-- begin EXERCISE INPUT --
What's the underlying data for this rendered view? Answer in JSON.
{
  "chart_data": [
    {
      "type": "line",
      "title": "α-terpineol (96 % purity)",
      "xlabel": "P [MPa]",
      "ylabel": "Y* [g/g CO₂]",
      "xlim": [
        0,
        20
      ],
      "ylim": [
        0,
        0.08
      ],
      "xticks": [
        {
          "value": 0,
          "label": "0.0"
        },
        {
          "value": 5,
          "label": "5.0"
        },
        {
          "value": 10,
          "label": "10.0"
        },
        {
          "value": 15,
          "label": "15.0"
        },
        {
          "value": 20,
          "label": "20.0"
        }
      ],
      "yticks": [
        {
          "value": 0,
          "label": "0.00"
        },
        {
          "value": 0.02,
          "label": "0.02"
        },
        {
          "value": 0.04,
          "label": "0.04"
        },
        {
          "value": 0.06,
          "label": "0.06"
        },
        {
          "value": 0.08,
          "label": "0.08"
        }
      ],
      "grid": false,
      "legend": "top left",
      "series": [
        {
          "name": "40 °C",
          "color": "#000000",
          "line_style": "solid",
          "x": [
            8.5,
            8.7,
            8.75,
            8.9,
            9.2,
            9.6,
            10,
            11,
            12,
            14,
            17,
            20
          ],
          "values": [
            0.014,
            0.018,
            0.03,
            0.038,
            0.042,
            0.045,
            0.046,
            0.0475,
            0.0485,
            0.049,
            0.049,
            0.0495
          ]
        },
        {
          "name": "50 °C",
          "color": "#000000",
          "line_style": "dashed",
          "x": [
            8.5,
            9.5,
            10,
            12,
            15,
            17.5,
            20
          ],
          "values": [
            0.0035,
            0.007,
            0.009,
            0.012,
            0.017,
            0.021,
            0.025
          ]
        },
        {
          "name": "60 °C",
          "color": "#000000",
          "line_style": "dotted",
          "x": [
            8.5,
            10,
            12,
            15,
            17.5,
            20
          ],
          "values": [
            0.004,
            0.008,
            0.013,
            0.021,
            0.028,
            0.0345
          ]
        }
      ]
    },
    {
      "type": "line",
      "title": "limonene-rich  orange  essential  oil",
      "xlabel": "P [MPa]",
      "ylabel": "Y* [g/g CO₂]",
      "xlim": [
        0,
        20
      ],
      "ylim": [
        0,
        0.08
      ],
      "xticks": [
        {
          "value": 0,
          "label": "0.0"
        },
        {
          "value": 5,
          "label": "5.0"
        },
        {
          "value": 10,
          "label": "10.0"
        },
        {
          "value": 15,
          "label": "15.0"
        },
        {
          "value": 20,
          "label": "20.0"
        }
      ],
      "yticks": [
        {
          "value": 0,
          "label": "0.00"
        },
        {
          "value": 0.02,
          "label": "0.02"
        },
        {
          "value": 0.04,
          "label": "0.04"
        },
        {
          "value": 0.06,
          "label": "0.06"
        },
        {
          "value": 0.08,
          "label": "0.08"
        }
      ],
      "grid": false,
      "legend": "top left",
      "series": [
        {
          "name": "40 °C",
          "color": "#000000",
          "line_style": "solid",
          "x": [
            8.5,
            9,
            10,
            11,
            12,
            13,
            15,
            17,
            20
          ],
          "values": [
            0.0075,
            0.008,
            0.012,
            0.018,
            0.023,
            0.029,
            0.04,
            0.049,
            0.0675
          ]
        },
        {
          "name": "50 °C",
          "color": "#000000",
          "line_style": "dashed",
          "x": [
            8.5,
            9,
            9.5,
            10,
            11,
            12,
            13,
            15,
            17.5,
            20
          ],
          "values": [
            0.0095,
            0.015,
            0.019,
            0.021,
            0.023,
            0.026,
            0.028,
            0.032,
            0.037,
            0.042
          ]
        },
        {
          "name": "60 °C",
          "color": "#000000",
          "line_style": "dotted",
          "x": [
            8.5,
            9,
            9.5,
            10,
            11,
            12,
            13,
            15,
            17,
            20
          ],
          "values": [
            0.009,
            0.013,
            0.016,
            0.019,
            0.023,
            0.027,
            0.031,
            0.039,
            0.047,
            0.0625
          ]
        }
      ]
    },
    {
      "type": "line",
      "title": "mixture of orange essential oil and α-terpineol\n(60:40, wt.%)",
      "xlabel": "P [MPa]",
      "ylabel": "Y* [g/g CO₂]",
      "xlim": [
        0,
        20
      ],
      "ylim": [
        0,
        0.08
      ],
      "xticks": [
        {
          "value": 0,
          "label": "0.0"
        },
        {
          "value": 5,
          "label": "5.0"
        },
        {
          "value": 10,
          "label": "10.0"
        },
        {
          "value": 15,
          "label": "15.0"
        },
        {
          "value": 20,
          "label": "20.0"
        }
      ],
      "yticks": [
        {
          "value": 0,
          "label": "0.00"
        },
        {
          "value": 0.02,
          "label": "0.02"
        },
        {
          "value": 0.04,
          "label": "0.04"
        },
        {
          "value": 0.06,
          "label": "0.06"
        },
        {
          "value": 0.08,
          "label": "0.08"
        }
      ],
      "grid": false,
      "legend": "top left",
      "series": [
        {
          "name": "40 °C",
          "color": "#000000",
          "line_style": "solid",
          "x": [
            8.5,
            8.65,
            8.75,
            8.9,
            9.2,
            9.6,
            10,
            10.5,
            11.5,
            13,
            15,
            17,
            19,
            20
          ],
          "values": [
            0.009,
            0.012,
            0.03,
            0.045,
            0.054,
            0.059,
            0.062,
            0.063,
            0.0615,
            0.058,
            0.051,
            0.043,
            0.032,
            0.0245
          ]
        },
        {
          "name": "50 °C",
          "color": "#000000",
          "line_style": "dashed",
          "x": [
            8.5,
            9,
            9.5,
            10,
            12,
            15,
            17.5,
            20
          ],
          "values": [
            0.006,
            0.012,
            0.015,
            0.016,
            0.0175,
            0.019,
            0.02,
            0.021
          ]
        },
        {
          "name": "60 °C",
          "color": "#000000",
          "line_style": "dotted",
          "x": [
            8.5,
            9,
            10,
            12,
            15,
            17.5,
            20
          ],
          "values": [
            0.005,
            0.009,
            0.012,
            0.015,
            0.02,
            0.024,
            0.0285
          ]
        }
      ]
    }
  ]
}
-- end EXERCISE INPUT --
EXERCISE TASK -
Output all of the data again. Match it exactly.

TASK ANSWER -
What's the underlying data for this rendered view? Answer in JSON.
{
  "chart_data": [
    {
      "type": "line",
      "title": "α-terpineol (96 % purity)",
      "xlabel": "P [MPa]",
      "ylabel": "Y* [g/g CO₂]",
      "xlim": [
        0,
        20
      ],
      "ylim": [
        0,
        0.08
      ],
      "xticks": [
        {
          "value": 0,
          "label": "0.0"
        },
        {
          "value": 5,
          "label": "5.0"
        },
        {
          "value": 10,
          "label": "10.0"
        },
        {
          "value": 15,
          "label": "15.0"
        },
        {
          "value": 20,
          "label": "20.0"
        }
      ],
      "yticks": [
        {
          "value": 0,
          "label": "0.00"
        },
        {
          "value": 0.02,
          "label": "0.02"
        },
        {
          "value": 0.04,
          "label": "0.04"
        },
        {
          "value": 0.06,
          "label": "0.06"
        },
        {
          "value": 0.08,
          "label": "0.08"
        }
      ],
      "grid": false,
      "legend": "top left",
      "series": [
        {
          "name": "40 °C",
          "color": "#000000",
          "line_style": "solid",
          "x": [
            8.5,
            8.7,
            8.75,
            8.9,
            9.2,
            9.6,
            10,
            11,
            12,
            14,
            17,
            20
          ],
          "values": [
            0.014,
            0.018,
            0.03,
            0.038,
            0.042,
            0.045,
            0.046,
            0.0475,
            0.0485,
            0.049,
            0.049,
            0.0495
          ]
        },
        {
          "name": "50 °C",
          "color": "#000000",
          "line_style": "dashed",
          "x": [
            8.5,
            9.5,
            10,
            12,
            15,
            17.5,
            20
          ],
          "values": [
            0.0035,
            0.007,
            0.009,
            0.012,
            0.017,
            0.021,
            0.025
          ]
        },
        {
          "name": "60 °C",
          "color": "#000000",
          "line_style": "dotted",
          "x": [
            8.5,
            10,
            12,
            15,
            17.5,
            20
          ],
          "values": [
            0.004,
            0.008,
            0.013,
            0.021,
            0.028,
            0.0345
          ]
        }
      ]
    },
    {
      "type": "line",
      "title": "limonene-rich  orange  essential  oil",
      "xlabel": "P [MPa]",
      "ylabel": "Y* [g/g CO₂]",
      "xlim": [
        0,
        20
      ],
      "ylim": [
        0,
        0.08
      ],
      "xticks": [
        {
          "value": 0,
          "label": "0.0"
        },
        {
          "value": 5,
          "label": "5.0"
        },
        {
          "value": 10,
          "label": "10.0"
        },
        {
          "value": 15,
          "label": "15.0"
        },
        {
          "value": 20,
          "label": "20.0"
        }
      ],
      "yticks": [
        {
          "value": 0,
          "label": "0.00"
        },
        {
          "value": 0.02,
          "label": "0.02"
        },
        {
          "value": 0.04,
          "label": "0.04"
        },
        {
          "value": 0.06,
          "label": "0.06"
        },
        {
          "value": 0.08,
          "label": "0.08"
        }
      ],
      "grid": false,
      "legend": "top left",
      "series": [
        {
          "name": "40 °C",
          "color": "#000000",
          "line_style": "solid",
          "x": [
            8.5,
            9,
            10,
            11,
            12,
            13,
            15,
            17,
            20
          ],
          "values": [
            0.0075,
            0.008,
            0.012,
            0.018,
            0.023,
            0.029,
            0.04,
            0.049,
            0.0675
          ]
        },
        {
          "name": "50 °C",
          "color": "#000000",
          "line_style": "dashed",
          "x": [
            8.5,
            9,
            9.5,
            10,
            11,
            12,
            13,
            15,
            17.5,
            20
          ],
          "values": [
            0.0095,
            0.015,
            0.019,
            0.021,
            0.023,
            0.026,
            0.028,
            0.032,
            0.037,
            0.042
          ]
        },
        {
          "name": "60 °C",
          "color": "#000000",
          "line_style": "dotted",
          "x": [
            8.5,
            9,
            9.5,
            10,
            11,
            12,
            13,
            15,
            17,
            20
          ],
          "values": [
            0.009,
            0.013,
            0.016,
            0.019,
            0.023,
            0.027,
            0.031,
            0.039,
            0.047,
            0.0625
          ]
        }
      ]
    },
    {
      "type": "line",
      "title": "mixture of orange essential oil and α-terpineol\n(60:40, wt.%)",
      "xlabel": "P [MPa]",
      "ylabel": "Y* [g/g CO₂]",
      "xlim": [
        0,
        20
      ],
      "ylim": [
        0,
        0.08
      ],
      "xticks": [
        {
          "value": 0,
          "label": "0.0"
        },
        {
          "value": 5,
          "label": "5.0"
        },
        {
          "value": 10,
          "label": "10.0"
        },
        {
          "value": 15,
          "label": "15.0"
        },
        {
          "value": 20,
          "label": "20.0"
        }
      ],
      "yticks": [
        {
          "value": 0,
          "label": "0.00"
        },
        {
          "value": 0.02,
          "label": "0.02"
        },
        {
          "value": 0.04,
          "label": "0.04"
        },
        {
          "value": 0.06,
          "label": "0.06"
        },
        {
          "value": 0.08,
          "label": "0.08"
        }
      ],
      "grid": false,
      "legend": "top left",
      "series": [
        {
          "name": "40 °C",
          "color": "#000000",
          "line_style": "solid",
          "x": [
            8.5,
            8.65,
            8.75,
            8.9,
            9.2,
            9.6,
            10,
            10.5,
            11.5,
            13,
            15,
            17,
            19,
            20
          ],
          "values": [
            0.009,
            0.012,
            0.03,
            0.045,
            0.054,
            0.059,
            0.062,
            0.063,
            0.0615,
            0.058,
            0.051,
            0.043,
            0.032,
            0.0245
          ]
        },
        {
          "name": "50 °C",
          "color": "#000000",
          "line_style": "dashed",
          "x": [
            8.5,
            9,
            9.5,
            10,
            12,
            15,
            17.5,
            20
          ],
          "values": [
            0.006,
            0.012,
            0.015,
            0.016,
            0.0175,
            0.019,
            0.02,
            0.021
          ]
        },
        {
          "name": "60 °C",
          "color": "#000000",
          "line_style": "dotted",
          "x": [
            8.5,
            9,
            10,
            12,
            15,
            17.5,
            20
          ],
          "values": [
            0.005,
            0.009,
            0.012,
            0.015,
            0.02,
            0.024,
            0.0285
          ]
        }
      ]
    }
  ]
}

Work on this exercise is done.